** Start of MATERIAL PROVIDED **
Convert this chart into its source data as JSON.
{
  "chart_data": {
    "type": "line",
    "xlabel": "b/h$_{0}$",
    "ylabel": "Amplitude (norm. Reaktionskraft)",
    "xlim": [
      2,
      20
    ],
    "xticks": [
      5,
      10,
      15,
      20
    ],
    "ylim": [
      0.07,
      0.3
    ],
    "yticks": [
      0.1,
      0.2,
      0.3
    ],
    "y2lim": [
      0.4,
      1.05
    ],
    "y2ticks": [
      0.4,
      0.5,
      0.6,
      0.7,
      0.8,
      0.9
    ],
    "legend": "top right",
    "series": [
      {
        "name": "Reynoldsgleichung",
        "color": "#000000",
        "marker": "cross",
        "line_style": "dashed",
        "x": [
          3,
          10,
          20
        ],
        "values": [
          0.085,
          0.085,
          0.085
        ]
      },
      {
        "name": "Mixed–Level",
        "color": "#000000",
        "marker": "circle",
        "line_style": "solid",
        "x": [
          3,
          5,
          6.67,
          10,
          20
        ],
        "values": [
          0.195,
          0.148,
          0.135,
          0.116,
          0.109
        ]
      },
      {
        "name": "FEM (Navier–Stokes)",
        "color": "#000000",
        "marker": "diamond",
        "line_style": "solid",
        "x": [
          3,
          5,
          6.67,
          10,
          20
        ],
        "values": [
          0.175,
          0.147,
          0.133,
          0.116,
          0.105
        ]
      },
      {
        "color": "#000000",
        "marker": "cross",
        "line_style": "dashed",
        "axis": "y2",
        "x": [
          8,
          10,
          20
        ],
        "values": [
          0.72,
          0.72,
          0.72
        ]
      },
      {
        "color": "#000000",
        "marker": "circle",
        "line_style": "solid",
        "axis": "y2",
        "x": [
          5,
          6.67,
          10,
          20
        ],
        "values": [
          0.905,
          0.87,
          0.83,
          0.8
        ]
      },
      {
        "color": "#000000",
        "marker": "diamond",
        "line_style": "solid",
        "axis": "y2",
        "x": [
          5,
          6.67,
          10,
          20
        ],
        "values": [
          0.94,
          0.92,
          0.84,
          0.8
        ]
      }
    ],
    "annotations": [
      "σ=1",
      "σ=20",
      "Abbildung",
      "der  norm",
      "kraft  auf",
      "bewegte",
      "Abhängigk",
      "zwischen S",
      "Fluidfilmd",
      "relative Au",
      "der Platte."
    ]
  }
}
** End of MATERIAL PROVIDED **
§ WORK TO COMPLETE
Look through the entries above and report the number of lines that contain "name". Write only the number.

§ FULL SOLUTION
3